%%

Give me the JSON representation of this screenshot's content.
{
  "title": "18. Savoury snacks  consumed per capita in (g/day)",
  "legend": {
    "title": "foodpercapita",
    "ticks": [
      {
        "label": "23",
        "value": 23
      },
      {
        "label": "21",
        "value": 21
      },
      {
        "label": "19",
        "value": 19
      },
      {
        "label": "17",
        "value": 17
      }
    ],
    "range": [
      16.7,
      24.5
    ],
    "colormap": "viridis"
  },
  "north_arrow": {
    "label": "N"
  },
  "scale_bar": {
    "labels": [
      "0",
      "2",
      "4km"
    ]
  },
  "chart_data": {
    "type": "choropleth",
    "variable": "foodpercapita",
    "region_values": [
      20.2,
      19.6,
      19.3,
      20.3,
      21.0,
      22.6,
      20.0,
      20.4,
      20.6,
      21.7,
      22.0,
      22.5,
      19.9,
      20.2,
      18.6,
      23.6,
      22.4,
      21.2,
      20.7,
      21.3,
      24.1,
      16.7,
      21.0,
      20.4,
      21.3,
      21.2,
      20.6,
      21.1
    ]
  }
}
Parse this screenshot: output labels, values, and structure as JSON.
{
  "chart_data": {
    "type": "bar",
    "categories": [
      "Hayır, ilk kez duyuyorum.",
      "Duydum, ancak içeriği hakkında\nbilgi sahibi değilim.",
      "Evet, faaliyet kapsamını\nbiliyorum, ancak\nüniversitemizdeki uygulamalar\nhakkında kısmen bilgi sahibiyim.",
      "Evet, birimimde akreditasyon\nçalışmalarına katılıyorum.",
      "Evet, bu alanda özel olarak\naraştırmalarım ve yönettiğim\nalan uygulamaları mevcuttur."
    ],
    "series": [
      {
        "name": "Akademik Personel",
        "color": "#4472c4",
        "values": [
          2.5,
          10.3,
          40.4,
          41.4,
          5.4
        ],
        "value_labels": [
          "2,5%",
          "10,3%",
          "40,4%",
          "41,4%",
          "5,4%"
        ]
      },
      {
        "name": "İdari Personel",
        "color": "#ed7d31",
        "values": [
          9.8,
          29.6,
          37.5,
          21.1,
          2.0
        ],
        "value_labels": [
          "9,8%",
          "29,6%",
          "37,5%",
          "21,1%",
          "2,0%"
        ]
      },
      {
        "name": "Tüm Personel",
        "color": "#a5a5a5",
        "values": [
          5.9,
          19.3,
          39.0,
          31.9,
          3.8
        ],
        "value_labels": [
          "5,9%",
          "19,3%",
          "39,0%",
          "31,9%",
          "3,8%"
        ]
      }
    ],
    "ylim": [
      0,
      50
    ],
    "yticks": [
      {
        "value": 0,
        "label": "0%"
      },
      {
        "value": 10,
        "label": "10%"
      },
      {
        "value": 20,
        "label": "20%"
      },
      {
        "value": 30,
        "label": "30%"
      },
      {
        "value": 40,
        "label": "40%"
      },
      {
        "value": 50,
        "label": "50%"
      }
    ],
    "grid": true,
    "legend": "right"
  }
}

%%

■ Task goal
Print out all the entries precisely as written.

■ Reply to the exercise
Give me the JSON representation of this screenshot's content.
{
  "title": "18. Savoury snacks  consumed per capita in (g/day)",
  "legend": {
    "title": "foodpercapita",
    "ticks": [
      {
        "label": "23",
        "value": 23
      },
      {
        "label": "21",
        "value": 21
      },
      {
        "label": "19",
        "value": 19
      },
      {
        "label": "17",
        "value": 17
      }
    ],
    "range": [
      16.7,
      24.5
    ],
    "colormap": "viridis"
  },
  "north_arrow": {
    "label": "N"
  },
  "scale_bar": {
    "labels": [
      "0",
      "2",
      "4km"
    ]
  },
  "chart_data": {
    "type": "choropleth",
    "variable": "foodpercapita",
    "region_values": [
      20.2,
      19.6,
      19.3,
      20.3,
      21.0,
      22.6,
      20.0,
      20.4,
      20.6,
      21.7,
      22.0,
      22.5,
      19.9,
      20.2,
      18.6,
      23.6,
      22.4,
      21.2,
      20.7,
      21.3,
      24.1,
      16.7,
      21.0,
      20.4,
      21.3,
      21.2,
      20.6,
      21.1
    ]
  }
}
Parse this screenshot: output labels, values, and structure as JSON.
{
  "chart_data": {
    "type": "bar",
    "categories": [
      "Hayır, ilk kez duyuyorum.",
      "Duydum, ancak içeriği hakkında\nbilgi sahibi değilim.",
      "Evet, faaliyet kapsamını\nbiliyorum, ancak\nüniversitemizdeki uygulamalar\nhakkında kısmen bilgi sahibiyim.",
      "Evet, birimimde akreditasyon\nçalışmalarına katılıyorum.",
      "Evet, bu alanda özel olarak\naraştırmalarım ve yönettiğim\nalan uygulamaları mevcuttur."
    ],
    "series": [
      {
        "name": "Akademik Personel",
        "color": "#4472c4",
        "values": [
          2.5,
          10.3,
          40.4,
          41.4,
          5.4
        ],
        "value_labels": [
          "2,5%",
          "10,3%",
          "40,4%",
          "41,4%",
          "5,4%"
        ]
      },
      {
        "name": "İdari Personel",
        "color": "#ed7d31",
        "values": [
          9.8,
          29.6,
          37.5,
          21.1,
          2.0
        ],
        "value_labels": [
          "9,8%",
          "29,6%",
          "37,5%",
          "21,1%",
          "2,0%"
        ]
      },
      {
        "name": "Tüm Personel",
        "color": "#a5a5a5",
        "values": [
          5.9,
          19.3,
          39.0,
          31.9,
          3.8
        ],
        "value_labels": [
          "5,9%",
          "19,3%",
          "39,0%",
          "31,9%",
          "3,8%"
        ]
      }
    ],
    "ylim": [
      0,
      50
    ],
    "yticks": [
      {
        "value": 0,
        "label": "0%"
      },
      {
        "value": 10,
        "label": "10%"
      },
      {
        "value": 20,
        "label": "20%"
      },
      {
        "value": 30,
        "label": "30%"
      },
      {
        "value": 40,
        "label": "40%"
      },
      {
        "value": 50,
        "label": "50%"
      }
    ],
    "grid": true,
    "legend": "right"
  }
}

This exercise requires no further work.